STATED TASK: Write out all records as given; omit images.

** Begin RECORD LIST **

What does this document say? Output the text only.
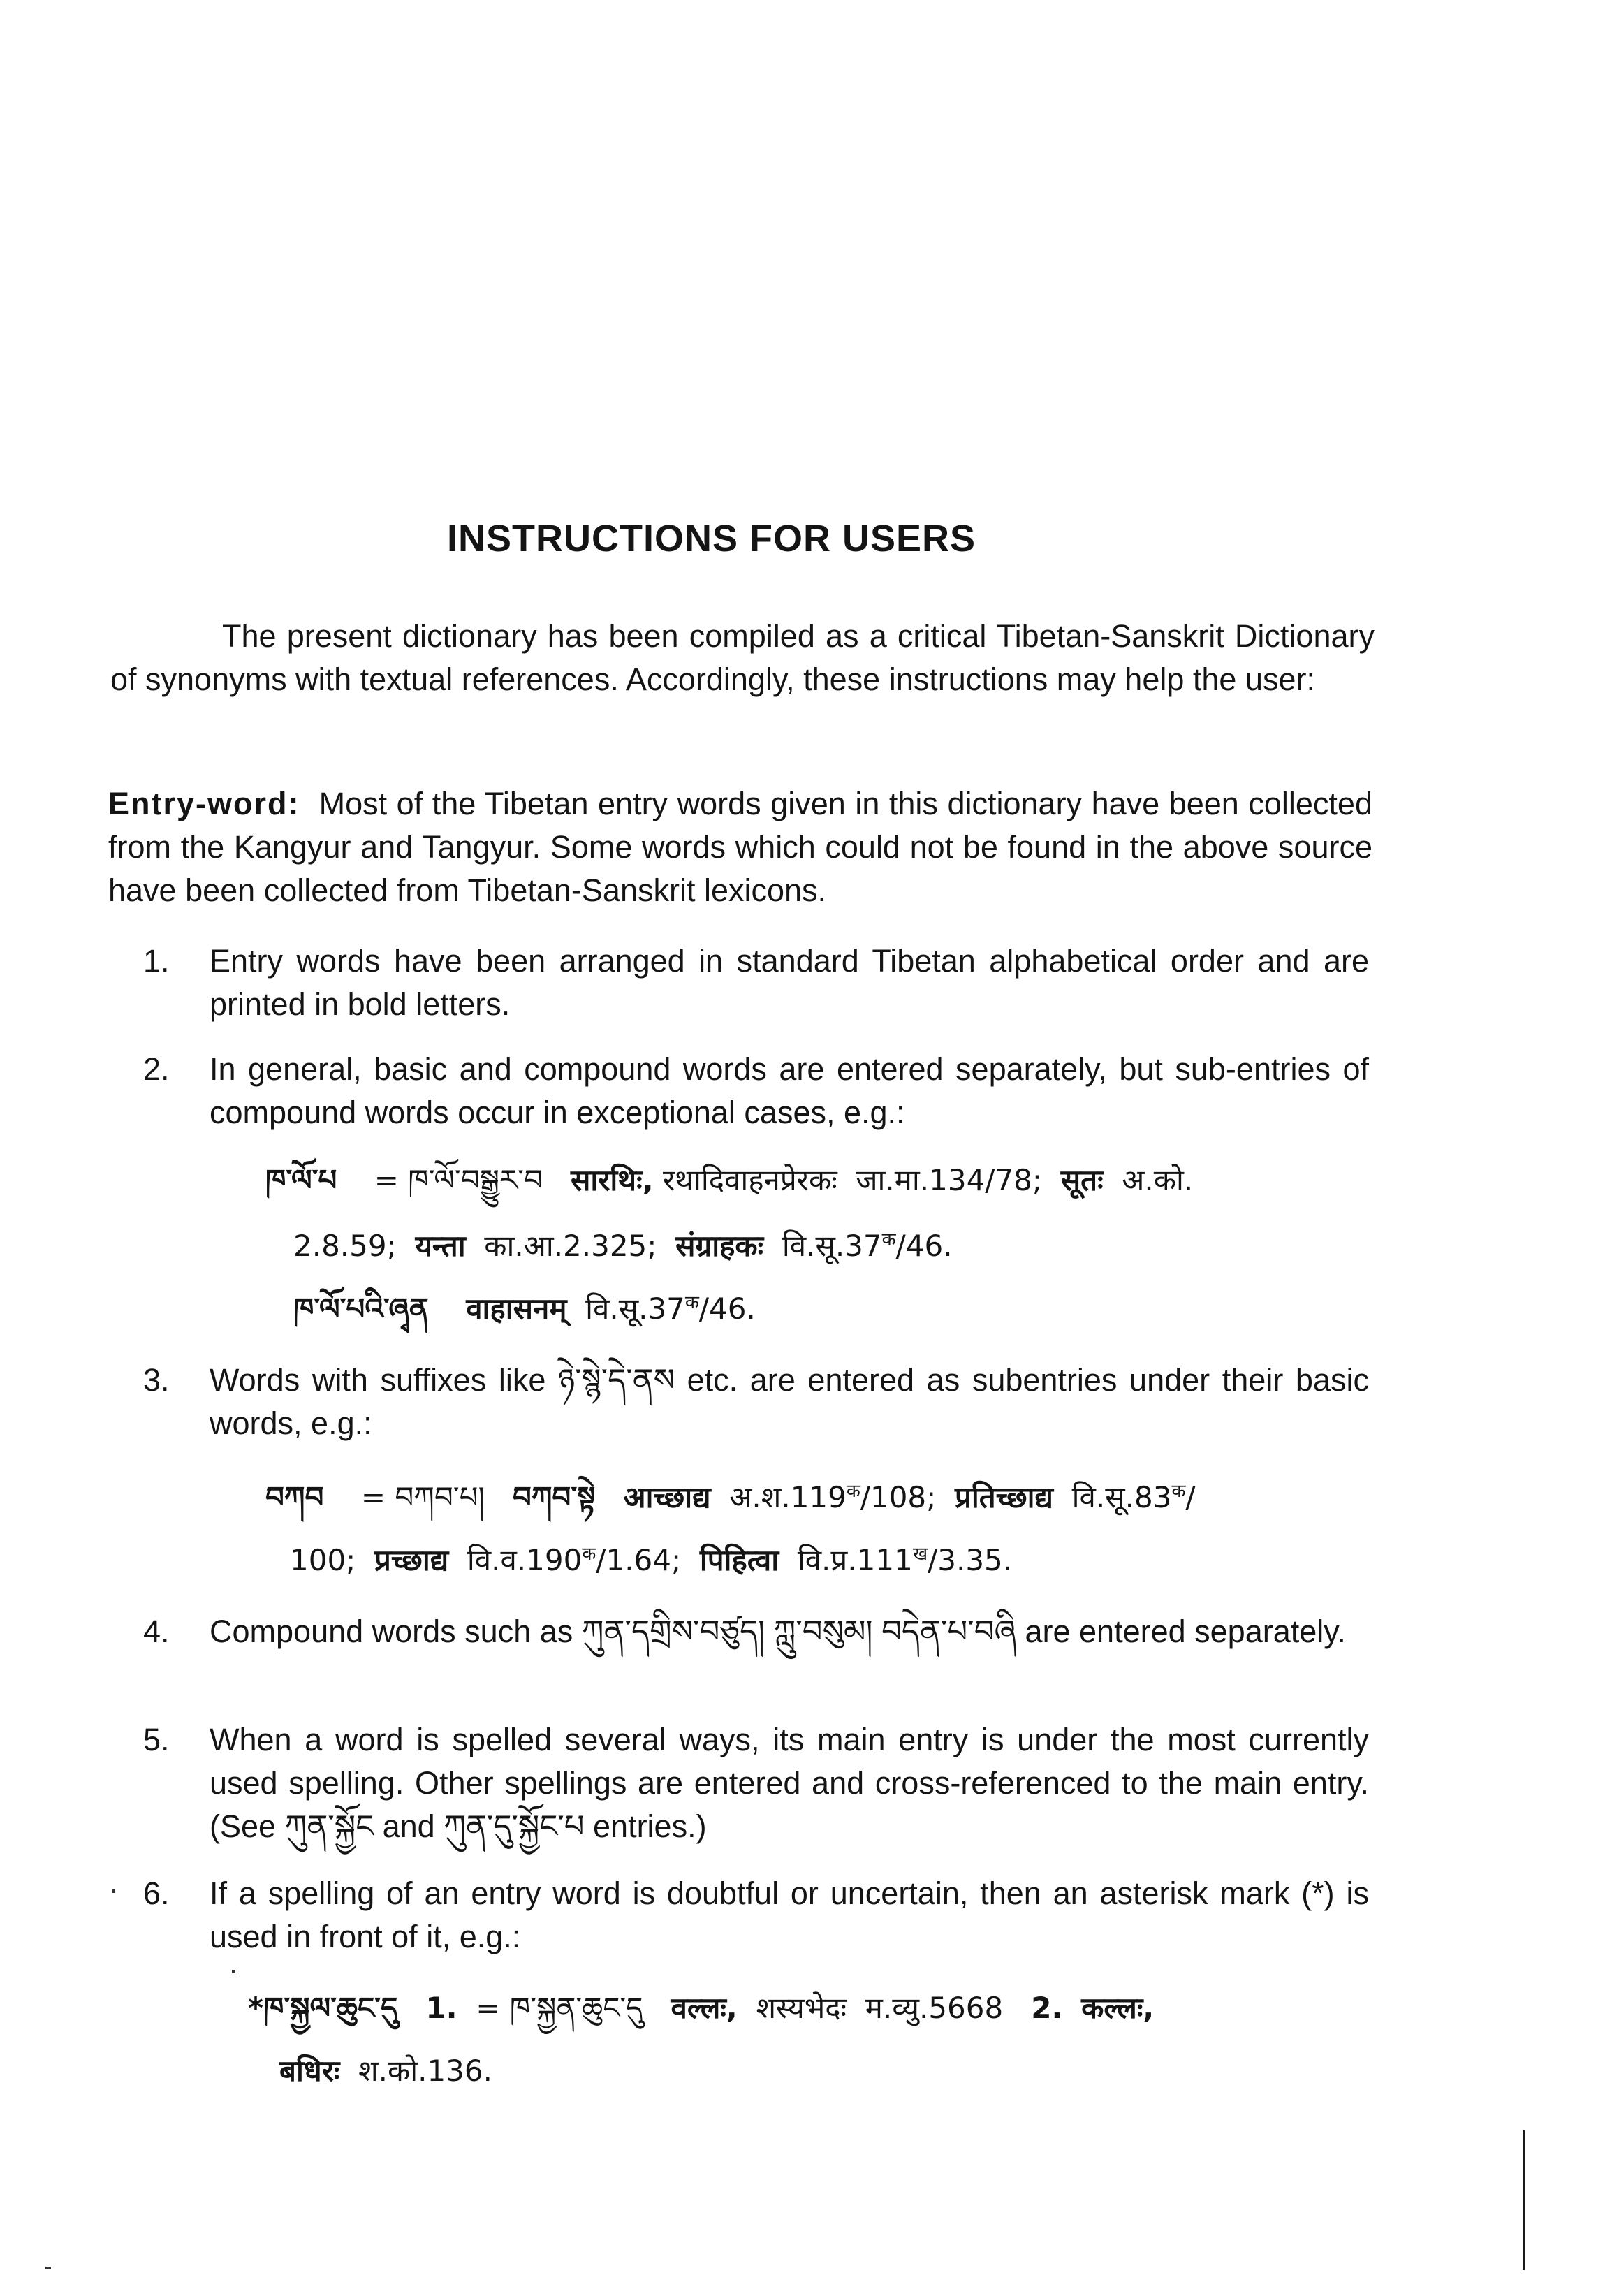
INSTRUCTIONS FOR USERS
The present dictionary has been compiled as a critical Tibetan-Sanskrit Dictionary of synonyms with textual references. Accordingly, these instructions may help the user:
Entry-word: Most of the Tibetan entry words given in this dictionary have been collected from the Kangyur and Tangyur. Some words which could not be found in the above source have been collected from Tibetan-Sanskrit lexicons.
1.	Entry words have been arranged in standard Tibetan alphabetical order and are printed in bold letters.
2.	In general, basic and compound words are entered separately, but sub-entries of compound words occur in exceptional cases, e.g.:
ཁ་ལོ་པ = ཁ་ལོ་བསྒྱུར་བ सारथिः, रथादिवाहनप्रेरकः जा.मा.134/78; सूतः अ.को.
2.8.59; यन्ता का.आ.2.325; संग्राहकः $वि.सू.37^क/46$.
ཁ་ལོ་པའི་ཞྭན वाहासनम् $वि.सू.37^क/46$.
3.	Words with suffixes like ཉེ་སྙེ་དེ་ནས etc. are entered as subentries under their basic words, e.g.:
བཀབ = བཀབ་པ། བཀབ་སྟེ आच्छाद्य $अ.श.119^क/108$; प्रतिच्छाद्य $वि.सू.83^क/$
100; प्रच्छाद्य $वि.व.190^क/1.64$; पिहित्वा $वि.प्र.111^ख/3.35$.
4.	Compound words such as ཀུན་དགྲིས་བཙུད། ཀླུ་བསུམ། བདེན་པ་བཞི are entered separately.
5.	When a word is spelled several ways, its main entry is under the most currently used spelling. Other spellings are entered and cross-referenced to the main entry. (See ཀུན་སྐྱོང and ཀུན་དུ་སྐྱོང་པ entries.)
6.	If a spelling of an entry word is doubtful or uncertain, then an asterisk mark (*) is used in front of it, e.g.:
*ཁ་སྐྱལ་ཆུང་དུ 1. = ཁ་སྐྱན་ཆུང་དུ वल्लः, शस्यभेदः म.व्यु.5668 2. कल्लः,
बधिरः श.को.136.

** End RECORD LIST **

RIGHT ANSWER:
What does this document say? Output the text only.
INSTRUCTIONS FOR USERS
The present dictionary has been compiled as a critical Tibetan-Sanskrit Dictionary of synonyms with textual references. Accordingly, these instructions may help the user:
Entry-word: Most of the Tibetan entry words given in this dictionary have been collected from the Kangyur and Tangyur. Some words which could not be found in the above source have been collected from Tibetan-Sanskrit lexicons.
1.	Entry words have been arranged in standard Tibetan alphabetical order and are printed in bold letters.
2.	In general, basic and compound words are entered separately, but sub-entries of compound words occur in exceptional cases, e.g.:
ཁ་ལོ་པ = ཁ་ལོ་བསྒྱུར་བ सारथिः, रथादिवाहनप्रेरकः जा.मा.134/78; सूतः अ.को.
2.8.59; यन्ता का.आ.2.325; संग्राहकः $वि.सू.37^क/46$.
ཁ་ལོ་པའི་ཞྭན वाहासनम् $वि.सू.37^क/46$.
3.	Words with suffixes like ཉེ་སྙེ་དེ་ནས etc. are entered as subentries under their basic words, e.g.:
བཀབ = བཀབ་པ། བཀབ་སྟེ आच्छाद्य $अ.श.119^क/108$; प्रतिच्छाद्य $वि.सू.83^क/$
100; प्रच्छाद्य $वि.व.190^क/1.64$; पिहित्वा $वि.प्र.111^ख/3.35$.
4.	Compound words such as ཀུན་དགྲིས་བཙུད། ཀླུ་བསུམ། བདེན་པ་བཞི are entered separately.
5.	When a word is spelled several ways, its main entry is under the most currently used spelling. Other spellings are entered and cross-referenced to the main entry. (See ཀུན་སྐྱོང and ཀུན་དུ་སྐྱོང་པ entries.)
6.	If a spelling of an entry word is doubtful or uncertain, then an asterisk mark (*) is used in front of it, e.g.:
*ཁ་སྐྱལ་ཆུང་དུ 1. = ཁ་སྐྱན་ཆུང་དུ वल्लः, शस्यभेदः म.व्यु.5668 2. कल्लः,
बधिरः श.को.136.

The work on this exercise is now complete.